PROVIDED DATA:

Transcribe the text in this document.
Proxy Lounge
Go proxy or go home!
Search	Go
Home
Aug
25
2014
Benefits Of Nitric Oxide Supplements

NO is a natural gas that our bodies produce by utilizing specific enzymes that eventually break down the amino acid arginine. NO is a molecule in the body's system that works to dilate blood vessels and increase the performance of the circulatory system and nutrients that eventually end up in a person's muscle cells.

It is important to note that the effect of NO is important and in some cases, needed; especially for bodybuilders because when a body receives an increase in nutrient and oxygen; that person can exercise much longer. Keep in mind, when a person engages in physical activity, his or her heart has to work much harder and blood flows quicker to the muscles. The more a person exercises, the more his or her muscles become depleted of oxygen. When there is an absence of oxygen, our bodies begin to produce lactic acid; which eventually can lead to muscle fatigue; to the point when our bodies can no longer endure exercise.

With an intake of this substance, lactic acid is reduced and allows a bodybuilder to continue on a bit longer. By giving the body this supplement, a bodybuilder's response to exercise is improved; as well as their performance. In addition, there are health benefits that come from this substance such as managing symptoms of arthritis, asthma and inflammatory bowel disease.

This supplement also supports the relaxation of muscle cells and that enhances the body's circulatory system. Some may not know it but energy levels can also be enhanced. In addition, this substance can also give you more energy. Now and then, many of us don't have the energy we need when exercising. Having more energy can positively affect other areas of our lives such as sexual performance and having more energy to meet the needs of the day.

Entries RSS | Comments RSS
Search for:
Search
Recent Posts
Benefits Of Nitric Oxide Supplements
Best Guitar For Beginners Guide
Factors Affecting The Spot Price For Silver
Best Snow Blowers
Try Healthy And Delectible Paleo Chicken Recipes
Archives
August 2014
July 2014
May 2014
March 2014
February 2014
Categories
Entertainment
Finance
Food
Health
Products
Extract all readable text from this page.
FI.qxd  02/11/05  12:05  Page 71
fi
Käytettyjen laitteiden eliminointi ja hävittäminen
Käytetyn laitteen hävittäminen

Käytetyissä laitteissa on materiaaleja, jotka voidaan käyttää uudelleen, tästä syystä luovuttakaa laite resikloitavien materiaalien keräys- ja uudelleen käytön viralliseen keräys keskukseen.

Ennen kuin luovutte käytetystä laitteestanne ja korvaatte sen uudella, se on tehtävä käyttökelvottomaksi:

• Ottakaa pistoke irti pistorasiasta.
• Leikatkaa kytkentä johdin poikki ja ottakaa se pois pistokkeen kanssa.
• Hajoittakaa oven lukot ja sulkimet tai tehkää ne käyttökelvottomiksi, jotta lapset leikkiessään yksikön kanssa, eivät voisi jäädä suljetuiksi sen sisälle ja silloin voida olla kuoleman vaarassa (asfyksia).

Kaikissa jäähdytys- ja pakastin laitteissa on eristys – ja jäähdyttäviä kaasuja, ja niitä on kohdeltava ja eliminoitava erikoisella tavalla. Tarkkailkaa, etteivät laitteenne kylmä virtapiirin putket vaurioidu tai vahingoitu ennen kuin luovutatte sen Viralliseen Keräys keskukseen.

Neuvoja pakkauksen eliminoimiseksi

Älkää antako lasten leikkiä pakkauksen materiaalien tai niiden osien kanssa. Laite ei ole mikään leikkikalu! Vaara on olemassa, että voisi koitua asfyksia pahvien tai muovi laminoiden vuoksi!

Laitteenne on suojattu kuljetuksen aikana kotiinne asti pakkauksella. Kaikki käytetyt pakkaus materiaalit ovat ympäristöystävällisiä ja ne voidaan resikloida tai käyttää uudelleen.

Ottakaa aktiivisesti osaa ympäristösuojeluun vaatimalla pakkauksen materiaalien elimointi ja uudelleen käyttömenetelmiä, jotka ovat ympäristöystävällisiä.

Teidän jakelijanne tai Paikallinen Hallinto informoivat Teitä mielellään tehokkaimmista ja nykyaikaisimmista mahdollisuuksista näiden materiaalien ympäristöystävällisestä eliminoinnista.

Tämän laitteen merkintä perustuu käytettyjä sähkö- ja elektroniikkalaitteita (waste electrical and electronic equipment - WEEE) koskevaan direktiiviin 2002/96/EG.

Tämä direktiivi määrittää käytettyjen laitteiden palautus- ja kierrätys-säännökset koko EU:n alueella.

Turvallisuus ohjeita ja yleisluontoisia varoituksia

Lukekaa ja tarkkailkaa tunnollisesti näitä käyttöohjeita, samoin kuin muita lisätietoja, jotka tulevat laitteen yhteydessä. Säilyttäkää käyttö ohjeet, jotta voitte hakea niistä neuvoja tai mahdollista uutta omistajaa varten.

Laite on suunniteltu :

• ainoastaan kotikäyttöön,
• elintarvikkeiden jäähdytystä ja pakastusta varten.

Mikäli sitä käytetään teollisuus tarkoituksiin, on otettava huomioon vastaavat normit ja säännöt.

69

TASK GOAL: When you retype the entries above, keep every line identical to the source.

SOLUTION:
Transcribe the text in this document.
Proxy Lounge
Go proxy or go home!
Search	Go
Home
Aug
25
2014
Benefits Of Nitric Oxide Supplements

NO is a natural gas that our bodies produce by utilizing specific enzymes that eventually break down the amino acid arginine. NO is a molecule in the body's system that works to dilate blood vessels and increase the performance of the circulatory system and nutrients that eventually end up in a person's muscle cells.

It is important to note that the effect of NO is important and in some cases, needed; especially for bodybuilders because when a body receives an increase in nutrient and oxygen; that person can exercise much longer. Keep in mind, when a person engages in physical activity, his or her heart has to work much harder and blood flows quicker to the muscles. The more a person exercises, the more his or her muscles become depleted of oxygen. When there is an absence of oxygen, our bodies begin to produce lactic acid; which eventually can lead to muscle fatigue; to the point when our bodies can no longer endure exercise.

With an intake of this substance, lactic acid is reduced and allows a bodybuilder to continue on a bit longer. By giving the body this supplement, a bodybuilder's response to exercise is improved; as well as their performance. In addition, there are health benefits that come from this substance such as managing symptoms of arthritis, asthma and inflammatory bowel disease.

This supplement also supports the relaxation of muscle cells and that enhances the body's circulatory system. Some may not know it but energy levels can also be enhanced. In addition, this substance can also give you more energy. Now and then, many of us don't have the energy we need when exercising. Having more energy can positively affect other areas of our lives such as sexual performance and having more energy to meet the needs of the day.

Entries RSS | Comments RSS
Search for:
Search
Recent Posts
Benefits Of Nitric Oxide Supplements
Best Guitar For Beginners Guide
Factors Affecting The Spot Price For Silver
Best Snow Blowers
Try Healthy And Delectible Paleo Chicken Recipes
Archives
August 2014
July 2014
May 2014
March 2014
February 2014
Categories
Entertainment
Finance
Food
Health
Products
Extract all readable text from this page.
FI.qxd  02/11/05  12:05  Page 71
fi
Käytettyjen laitteiden eliminointi ja hävittäminen
Käytetyn laitteen hävittäminen

Käytetyissä laitteissa on materiaaleja, jotka voidaan käyttää uudelleen, tästä syystä luovuttakaa laite resikloitavien materiaalien keräys- ja uudelleen käytön viralliseen keräys keskukseen.

Ennen kuin luovutte käytetystä laitteestanne ja korvaatte sen uudella, se on tehtävä käyttökelvottomaksi:

• Ottakaa pistoke irti pistorasiasta.
• Leikatkaa kytkentä johdin poikki ja ottakaa se pois pistokkeen kanssa.
• Hajoittakaa oven lukot ja sulkimet tai tehkää ne käyttökelvottomiksi, jotta lapset leikkiessään yksikön kanssa, eivät voisi jäädä suljetuiksi sen sisälle ja silloin voida olla kuoleman vaarassa (asfyksia).

Kaikissa jäähdytys- ja pakastin laitteissa on eristys – ja jäähdyttäviä kaasuja, ja niitä on kohdeltava ja eliminoitava erikoisella tavalla. Tarkkailkaa, etteivät laitteenne kylmä virtapiirin putket vaurioidu tai vahingoitu ennen kuin luovutatte sen Viralliseen Keräys keskukseen.

Neuvoja pakkauksen eliminoimiseksi

Älkää antako lasten leikkiä pakkauksen materiaalien tai niiden osien kanssa. Laite ei ole mikään leikkikalu! Vaara on olemassa, että voisi koitua asfyksia pahvien tai muovi laminoiden vuoksi!

Laitteenne on suojattu kuljetuksen aikana kotiinne asti pakkauksella. Kaikki käytetyt pakkaus materiaalit ovat ympäristöystävällisiä ja ne voidaan resikloida tai käyttää uudelleen.

Ottakaa aktiivisesti osaa ympäristösuojeluun vaatimalla pakkauksen materiaalien elimointi ja uudelleen käyttömenetelmiä, jotka ovat ympäristöystävällisiä.

Teidän jakelijanne tai Paikallinen Hallinto informoivat Teitä mielellään tehokkaimmista ja nykyaikaisimmista mahdollisuuksista näiden materiaalien ympäristöystävällisestä eliminoinnista.

Tämän laitteen merkintä perustuu käytettyjä sähkö- ja elektroniikkalaitteita (waste electrical and electronic equipment - WEEE) koskevaan direktiiviin 2002/96/EG.

Tämä direktiivi määrittää käytettyjen laitteiden palautus- ja kierrätys-säännökset koko EU:n alueella.

Turvallisuus ohjeita ja yleisluontoisia varoituksia

Lukekaa ja tarkkailkaa tunnollisesti näitä käyttöohjeita, samoin kuin muita lisätietoja, jotka tulevat laitteen yhteydessä. Säilyttäkää käyttö ohjeet, jotta voitte hakea niistä neuvoja tai mahdollista uutta omistajaa varten.

Laite on suunniteltu :

• ainoastaan kotikäyttöön,
• elintarvikkeiden jäähdytystä ja pakastusta varten.

Mikäli sitä käytetään teollisuus tarkoituksiin, on otettava huomioon vastaavat normit ja säännöt.

69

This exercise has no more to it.